* _Problem details_
Find each line containing the string "name". Copy it.

"""

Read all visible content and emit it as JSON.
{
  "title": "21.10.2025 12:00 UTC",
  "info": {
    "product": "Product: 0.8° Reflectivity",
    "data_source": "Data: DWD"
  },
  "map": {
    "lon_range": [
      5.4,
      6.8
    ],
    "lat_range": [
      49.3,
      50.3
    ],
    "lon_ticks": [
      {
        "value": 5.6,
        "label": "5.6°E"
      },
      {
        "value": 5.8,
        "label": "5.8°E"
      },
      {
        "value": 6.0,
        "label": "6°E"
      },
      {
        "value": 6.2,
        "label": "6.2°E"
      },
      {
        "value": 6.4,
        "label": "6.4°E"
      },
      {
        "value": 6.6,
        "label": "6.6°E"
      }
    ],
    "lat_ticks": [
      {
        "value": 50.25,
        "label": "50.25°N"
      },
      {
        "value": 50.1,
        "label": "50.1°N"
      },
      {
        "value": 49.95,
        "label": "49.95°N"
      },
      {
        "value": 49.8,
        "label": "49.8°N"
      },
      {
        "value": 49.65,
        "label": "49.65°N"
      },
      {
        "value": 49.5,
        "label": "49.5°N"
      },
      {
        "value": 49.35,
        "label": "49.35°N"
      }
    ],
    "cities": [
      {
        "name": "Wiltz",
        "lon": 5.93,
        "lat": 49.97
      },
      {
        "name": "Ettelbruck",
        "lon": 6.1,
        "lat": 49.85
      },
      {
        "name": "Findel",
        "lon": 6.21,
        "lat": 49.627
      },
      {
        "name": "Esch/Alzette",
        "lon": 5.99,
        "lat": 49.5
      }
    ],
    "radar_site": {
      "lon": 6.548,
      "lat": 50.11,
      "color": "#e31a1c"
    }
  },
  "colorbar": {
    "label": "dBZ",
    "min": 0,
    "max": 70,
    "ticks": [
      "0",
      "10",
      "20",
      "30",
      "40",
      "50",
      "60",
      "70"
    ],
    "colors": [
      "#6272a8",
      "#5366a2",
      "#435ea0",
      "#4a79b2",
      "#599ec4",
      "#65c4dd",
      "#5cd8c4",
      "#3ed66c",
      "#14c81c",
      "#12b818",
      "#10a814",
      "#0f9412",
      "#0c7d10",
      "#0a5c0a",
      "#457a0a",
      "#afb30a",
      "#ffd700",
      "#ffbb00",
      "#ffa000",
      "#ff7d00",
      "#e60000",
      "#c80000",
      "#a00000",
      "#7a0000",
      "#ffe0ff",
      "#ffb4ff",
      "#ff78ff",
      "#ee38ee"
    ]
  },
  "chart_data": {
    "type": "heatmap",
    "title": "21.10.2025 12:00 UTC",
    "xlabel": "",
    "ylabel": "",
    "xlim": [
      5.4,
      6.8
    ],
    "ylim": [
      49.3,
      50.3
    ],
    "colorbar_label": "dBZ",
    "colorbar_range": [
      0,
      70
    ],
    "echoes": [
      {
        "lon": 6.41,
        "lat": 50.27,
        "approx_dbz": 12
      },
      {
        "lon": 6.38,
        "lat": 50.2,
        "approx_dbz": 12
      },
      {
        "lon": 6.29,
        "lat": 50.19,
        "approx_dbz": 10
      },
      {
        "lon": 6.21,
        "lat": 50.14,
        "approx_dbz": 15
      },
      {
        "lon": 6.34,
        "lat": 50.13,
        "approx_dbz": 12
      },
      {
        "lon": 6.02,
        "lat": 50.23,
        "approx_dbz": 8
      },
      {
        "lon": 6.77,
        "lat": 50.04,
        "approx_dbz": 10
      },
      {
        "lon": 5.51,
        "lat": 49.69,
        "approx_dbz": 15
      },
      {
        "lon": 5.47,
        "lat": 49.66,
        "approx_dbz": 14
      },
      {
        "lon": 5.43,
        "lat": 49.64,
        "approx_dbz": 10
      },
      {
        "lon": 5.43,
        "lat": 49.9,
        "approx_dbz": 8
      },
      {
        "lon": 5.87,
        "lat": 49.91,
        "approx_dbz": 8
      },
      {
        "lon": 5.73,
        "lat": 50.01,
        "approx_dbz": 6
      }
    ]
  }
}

"""

* _Written response_
        "name": "Wiltz",
        "name": "Ettelbruck",
        "name": "Findel",
        "name": "Esch/Alzette",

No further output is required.